__Short problem__.
Go through the listing beneath this task and return every line that carries the string "banks".

* * * * * * *

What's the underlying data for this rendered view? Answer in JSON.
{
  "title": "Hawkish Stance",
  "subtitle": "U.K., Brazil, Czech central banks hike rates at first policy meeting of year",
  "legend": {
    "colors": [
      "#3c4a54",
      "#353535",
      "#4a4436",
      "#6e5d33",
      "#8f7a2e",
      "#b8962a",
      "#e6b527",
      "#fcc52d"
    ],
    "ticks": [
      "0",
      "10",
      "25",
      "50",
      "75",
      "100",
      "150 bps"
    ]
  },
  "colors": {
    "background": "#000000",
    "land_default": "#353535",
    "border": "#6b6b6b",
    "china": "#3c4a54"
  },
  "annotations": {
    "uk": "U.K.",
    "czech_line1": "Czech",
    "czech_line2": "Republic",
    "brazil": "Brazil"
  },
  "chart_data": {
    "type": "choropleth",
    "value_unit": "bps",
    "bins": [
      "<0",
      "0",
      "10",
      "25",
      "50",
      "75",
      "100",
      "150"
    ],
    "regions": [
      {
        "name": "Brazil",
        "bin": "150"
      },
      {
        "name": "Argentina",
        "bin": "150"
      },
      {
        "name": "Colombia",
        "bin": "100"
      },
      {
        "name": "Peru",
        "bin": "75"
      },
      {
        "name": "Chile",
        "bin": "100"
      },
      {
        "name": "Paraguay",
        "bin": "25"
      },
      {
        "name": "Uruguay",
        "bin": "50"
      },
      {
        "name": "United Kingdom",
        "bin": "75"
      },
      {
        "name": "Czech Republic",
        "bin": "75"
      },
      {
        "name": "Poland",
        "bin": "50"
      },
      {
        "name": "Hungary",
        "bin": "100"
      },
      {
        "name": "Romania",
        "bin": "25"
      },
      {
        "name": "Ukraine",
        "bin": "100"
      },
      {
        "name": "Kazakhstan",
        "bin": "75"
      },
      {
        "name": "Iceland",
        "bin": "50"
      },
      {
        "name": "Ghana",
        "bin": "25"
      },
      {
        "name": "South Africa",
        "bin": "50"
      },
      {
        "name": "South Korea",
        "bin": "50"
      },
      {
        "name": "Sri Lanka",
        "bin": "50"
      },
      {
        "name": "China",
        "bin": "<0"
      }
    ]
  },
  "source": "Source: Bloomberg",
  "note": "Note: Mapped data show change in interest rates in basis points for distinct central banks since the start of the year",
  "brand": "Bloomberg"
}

* * * * * * *

__The solution__.
  "subtitle": "U.K., Brazil, Czech central banks hike rates at first policy meeting of year",
  "note": "Note: Mapped data show change in interest rates in basis points for distinct central banks since the start of the year",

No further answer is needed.